Your task: Extract each line containing the string "рабочего".
#### Material supplied
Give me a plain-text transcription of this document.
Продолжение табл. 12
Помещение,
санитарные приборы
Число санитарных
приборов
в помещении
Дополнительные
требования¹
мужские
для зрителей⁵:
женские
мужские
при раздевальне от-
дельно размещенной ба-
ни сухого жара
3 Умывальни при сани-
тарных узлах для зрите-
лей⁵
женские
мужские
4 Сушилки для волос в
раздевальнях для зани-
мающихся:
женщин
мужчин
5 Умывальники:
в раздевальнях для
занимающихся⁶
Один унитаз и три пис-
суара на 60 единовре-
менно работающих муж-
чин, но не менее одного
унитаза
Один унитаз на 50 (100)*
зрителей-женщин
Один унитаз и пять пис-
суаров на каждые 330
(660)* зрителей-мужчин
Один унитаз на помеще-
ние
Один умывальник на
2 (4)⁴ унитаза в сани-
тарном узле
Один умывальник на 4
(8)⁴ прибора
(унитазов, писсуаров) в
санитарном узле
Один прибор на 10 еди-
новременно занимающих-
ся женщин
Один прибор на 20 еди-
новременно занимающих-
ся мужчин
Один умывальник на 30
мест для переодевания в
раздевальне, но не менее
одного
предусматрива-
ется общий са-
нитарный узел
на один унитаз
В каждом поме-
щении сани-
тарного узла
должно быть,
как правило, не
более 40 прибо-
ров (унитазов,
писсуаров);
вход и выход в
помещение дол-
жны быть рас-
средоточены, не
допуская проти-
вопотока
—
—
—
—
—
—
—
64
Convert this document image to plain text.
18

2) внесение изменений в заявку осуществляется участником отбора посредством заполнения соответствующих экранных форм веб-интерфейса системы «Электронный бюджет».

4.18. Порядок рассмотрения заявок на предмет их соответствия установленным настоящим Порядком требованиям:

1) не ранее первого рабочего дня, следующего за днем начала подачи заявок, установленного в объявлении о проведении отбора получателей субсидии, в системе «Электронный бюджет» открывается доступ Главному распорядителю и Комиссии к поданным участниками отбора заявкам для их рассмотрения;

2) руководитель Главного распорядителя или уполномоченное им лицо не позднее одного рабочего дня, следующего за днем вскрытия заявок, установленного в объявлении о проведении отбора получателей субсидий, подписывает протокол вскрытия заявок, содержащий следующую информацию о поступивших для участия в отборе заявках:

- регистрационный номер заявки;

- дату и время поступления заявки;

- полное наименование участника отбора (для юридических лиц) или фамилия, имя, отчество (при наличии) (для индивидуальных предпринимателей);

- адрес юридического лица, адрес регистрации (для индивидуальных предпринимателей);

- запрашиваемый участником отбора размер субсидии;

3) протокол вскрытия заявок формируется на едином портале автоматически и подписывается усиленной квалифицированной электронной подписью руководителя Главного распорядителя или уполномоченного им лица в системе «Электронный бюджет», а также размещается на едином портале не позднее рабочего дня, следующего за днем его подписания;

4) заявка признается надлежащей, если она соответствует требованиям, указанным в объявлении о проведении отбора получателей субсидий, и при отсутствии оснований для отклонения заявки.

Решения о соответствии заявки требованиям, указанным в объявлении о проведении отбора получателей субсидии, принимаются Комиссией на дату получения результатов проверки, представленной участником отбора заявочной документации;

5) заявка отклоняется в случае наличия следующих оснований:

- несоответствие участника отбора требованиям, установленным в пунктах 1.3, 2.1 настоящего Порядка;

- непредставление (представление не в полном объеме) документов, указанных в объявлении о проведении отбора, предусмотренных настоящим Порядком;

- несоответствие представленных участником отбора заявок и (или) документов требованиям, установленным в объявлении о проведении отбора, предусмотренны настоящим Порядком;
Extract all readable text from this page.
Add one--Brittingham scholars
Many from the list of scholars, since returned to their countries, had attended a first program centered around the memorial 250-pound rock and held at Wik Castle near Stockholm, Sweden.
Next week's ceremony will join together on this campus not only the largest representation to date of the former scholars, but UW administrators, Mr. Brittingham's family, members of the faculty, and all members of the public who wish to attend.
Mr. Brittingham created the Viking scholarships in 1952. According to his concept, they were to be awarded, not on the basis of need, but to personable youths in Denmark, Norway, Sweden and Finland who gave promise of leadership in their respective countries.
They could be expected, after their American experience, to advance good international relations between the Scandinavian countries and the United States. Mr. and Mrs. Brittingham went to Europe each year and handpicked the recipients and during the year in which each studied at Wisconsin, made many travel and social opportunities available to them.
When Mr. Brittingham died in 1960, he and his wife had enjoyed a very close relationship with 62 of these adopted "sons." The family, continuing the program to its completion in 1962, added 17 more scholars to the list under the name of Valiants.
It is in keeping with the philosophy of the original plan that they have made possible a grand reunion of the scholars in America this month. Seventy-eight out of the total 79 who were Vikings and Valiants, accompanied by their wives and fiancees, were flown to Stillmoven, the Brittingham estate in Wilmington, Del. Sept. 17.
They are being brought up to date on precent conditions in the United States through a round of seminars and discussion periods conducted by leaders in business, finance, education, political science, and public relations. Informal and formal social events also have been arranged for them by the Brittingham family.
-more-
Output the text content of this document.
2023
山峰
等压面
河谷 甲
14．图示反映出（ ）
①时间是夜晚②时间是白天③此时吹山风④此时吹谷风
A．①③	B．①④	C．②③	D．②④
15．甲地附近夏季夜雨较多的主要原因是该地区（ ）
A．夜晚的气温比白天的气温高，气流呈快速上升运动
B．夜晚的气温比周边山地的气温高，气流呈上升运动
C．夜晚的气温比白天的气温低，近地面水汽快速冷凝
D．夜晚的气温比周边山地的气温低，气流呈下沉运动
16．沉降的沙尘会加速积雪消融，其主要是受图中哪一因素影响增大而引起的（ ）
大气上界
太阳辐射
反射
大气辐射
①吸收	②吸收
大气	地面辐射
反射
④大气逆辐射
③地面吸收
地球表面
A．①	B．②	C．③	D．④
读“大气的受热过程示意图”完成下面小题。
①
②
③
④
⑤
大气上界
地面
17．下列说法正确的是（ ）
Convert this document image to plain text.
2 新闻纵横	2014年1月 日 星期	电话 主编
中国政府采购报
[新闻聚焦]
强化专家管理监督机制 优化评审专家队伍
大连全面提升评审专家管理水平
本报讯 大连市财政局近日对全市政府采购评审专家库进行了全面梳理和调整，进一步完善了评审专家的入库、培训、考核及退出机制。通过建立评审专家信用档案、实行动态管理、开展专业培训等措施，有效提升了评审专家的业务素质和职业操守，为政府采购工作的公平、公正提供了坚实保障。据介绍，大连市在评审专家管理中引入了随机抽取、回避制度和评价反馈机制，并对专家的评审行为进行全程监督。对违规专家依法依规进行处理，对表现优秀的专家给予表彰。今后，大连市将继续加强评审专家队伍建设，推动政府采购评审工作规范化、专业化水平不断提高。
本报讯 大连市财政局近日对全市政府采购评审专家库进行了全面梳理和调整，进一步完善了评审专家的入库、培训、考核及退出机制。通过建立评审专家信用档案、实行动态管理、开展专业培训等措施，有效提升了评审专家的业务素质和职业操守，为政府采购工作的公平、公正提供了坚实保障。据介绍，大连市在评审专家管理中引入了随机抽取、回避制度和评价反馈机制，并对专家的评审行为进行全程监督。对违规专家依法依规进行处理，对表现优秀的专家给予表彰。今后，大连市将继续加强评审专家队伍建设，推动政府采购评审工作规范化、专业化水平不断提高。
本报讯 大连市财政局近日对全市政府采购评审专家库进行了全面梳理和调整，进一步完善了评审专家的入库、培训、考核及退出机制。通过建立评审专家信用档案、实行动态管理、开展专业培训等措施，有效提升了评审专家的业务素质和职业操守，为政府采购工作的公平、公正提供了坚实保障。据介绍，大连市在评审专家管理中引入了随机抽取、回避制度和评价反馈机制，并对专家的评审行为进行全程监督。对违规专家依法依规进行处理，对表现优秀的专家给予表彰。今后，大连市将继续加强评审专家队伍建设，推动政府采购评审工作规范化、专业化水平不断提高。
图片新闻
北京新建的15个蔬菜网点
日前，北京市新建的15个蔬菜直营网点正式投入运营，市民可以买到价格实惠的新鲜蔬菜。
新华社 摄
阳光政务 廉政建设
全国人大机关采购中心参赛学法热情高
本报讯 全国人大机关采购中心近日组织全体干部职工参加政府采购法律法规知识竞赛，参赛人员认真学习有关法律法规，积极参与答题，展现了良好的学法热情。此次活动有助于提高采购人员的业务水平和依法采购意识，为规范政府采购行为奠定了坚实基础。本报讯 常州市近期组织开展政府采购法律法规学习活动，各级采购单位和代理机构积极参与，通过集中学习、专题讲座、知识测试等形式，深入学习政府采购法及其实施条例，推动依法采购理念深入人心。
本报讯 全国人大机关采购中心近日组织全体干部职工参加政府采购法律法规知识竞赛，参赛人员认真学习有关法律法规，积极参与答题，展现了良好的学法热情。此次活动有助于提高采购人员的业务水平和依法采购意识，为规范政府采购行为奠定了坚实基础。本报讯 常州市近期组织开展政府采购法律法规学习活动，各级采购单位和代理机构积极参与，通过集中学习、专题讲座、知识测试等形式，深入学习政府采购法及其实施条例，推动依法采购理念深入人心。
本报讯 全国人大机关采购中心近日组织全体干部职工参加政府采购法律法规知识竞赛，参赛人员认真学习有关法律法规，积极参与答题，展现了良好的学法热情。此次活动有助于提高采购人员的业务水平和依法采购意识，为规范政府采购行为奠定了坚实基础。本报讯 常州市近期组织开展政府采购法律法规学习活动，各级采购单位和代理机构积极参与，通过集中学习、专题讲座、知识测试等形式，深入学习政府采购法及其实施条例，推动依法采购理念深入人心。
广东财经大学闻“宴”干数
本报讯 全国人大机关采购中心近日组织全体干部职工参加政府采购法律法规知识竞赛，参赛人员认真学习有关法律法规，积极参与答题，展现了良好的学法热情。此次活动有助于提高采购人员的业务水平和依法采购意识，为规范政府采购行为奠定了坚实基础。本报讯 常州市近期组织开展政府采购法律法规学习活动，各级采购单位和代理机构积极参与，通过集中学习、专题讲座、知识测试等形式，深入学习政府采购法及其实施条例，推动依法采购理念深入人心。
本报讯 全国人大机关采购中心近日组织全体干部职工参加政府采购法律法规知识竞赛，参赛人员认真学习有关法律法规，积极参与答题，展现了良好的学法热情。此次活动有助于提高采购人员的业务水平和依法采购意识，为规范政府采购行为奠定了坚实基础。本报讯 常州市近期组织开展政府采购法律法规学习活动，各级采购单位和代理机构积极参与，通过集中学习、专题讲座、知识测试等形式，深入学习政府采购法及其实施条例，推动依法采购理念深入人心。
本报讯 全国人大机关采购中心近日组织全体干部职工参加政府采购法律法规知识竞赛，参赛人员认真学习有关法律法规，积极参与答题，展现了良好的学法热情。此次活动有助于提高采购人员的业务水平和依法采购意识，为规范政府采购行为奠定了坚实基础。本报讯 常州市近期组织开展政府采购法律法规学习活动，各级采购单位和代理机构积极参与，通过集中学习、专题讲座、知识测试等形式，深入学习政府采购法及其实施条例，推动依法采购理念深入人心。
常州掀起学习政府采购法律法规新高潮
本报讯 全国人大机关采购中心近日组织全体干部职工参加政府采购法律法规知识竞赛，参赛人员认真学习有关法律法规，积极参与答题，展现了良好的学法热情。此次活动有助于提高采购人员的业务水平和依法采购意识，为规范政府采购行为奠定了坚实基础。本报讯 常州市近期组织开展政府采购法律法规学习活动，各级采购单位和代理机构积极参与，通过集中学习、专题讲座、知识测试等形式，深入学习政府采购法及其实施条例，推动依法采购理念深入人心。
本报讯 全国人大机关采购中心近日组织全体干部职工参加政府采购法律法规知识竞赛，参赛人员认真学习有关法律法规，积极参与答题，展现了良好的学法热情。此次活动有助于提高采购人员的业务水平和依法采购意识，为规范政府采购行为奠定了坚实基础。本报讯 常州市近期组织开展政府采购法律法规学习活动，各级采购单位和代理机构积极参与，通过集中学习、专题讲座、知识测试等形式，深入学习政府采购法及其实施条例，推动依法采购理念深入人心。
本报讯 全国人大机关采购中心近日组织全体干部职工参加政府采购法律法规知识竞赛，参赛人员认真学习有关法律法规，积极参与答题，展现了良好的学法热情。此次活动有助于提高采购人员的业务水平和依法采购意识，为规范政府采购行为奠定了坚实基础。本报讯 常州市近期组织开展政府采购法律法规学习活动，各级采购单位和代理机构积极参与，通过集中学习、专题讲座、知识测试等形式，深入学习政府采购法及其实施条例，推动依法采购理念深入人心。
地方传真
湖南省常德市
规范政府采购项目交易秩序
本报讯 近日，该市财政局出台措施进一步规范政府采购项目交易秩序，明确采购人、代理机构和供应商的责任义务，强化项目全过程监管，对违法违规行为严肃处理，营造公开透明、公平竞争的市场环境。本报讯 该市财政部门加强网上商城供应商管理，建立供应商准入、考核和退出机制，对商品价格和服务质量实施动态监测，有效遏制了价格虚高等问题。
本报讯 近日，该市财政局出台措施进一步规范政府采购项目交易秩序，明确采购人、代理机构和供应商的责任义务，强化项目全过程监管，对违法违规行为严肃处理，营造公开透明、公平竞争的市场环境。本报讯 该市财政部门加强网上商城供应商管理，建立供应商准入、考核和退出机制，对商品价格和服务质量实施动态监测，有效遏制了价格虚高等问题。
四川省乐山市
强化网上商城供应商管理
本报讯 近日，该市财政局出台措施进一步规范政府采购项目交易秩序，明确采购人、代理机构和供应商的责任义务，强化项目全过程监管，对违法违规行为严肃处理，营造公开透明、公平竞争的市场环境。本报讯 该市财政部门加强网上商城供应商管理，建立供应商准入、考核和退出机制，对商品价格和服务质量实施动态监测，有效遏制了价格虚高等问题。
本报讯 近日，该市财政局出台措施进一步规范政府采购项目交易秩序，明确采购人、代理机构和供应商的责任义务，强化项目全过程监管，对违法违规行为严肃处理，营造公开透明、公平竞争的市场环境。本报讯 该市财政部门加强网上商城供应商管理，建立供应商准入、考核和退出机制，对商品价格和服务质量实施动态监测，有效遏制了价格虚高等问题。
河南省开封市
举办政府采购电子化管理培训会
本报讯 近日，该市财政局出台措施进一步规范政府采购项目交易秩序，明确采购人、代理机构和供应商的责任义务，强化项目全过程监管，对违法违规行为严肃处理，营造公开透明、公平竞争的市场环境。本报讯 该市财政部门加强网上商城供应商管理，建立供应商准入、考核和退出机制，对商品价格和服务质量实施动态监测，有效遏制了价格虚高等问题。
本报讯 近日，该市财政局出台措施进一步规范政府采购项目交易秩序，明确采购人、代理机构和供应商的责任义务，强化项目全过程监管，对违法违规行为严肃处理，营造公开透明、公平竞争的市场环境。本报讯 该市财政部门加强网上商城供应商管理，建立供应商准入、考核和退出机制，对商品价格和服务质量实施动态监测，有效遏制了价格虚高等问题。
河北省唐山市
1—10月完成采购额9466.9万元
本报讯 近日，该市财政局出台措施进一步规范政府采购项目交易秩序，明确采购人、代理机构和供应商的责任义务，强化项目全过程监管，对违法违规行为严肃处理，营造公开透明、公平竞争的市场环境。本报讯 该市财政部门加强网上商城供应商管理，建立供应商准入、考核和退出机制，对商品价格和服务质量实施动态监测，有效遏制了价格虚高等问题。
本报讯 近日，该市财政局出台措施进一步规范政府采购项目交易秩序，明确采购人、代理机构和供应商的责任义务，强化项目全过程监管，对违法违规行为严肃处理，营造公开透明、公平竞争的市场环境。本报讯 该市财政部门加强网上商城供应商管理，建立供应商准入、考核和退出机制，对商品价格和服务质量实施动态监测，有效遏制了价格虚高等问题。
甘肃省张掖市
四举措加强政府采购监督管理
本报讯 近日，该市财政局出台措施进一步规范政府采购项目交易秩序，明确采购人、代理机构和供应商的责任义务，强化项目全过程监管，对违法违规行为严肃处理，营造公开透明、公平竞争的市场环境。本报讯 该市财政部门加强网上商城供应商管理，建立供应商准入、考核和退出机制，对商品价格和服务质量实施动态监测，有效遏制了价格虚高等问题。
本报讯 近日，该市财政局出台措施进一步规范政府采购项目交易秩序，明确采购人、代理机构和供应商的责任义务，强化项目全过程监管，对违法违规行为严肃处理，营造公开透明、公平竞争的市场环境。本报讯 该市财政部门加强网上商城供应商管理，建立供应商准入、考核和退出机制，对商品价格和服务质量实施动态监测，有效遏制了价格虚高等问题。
########
Task answer:
1) не ранее первого рабочего дня, следующего за днем начала подачи заявок, установленного в объявлении о проведении отбора получателей субсидии, в системе «Электронный бюджет» открывается доступ Главному распорядителю и Комиссии к поданным участниками отбора заявкам для их рассмотрения;
2) руководитель Главного распорядителя или уполномоченное им лицо не позднее одного рабочего дня, следующего за днем вскрытия заявок, установленного в объявлении о проведении отбора получателей субсидий, подписывает протокол вскрытия заявок, содержащий следующую информацию о поступивших для участия в отборе заявках:
3) протокол вскрытия заявок формируется на едином портале автоматически и подписывается усиленной квалифицированной электронной подписью руководителя Главного распорядителя или уполномоченного им лица в системе «Электронный бюджет», а также размещается на едином портале не позднее рабочего дня, следующего за днем его подписания;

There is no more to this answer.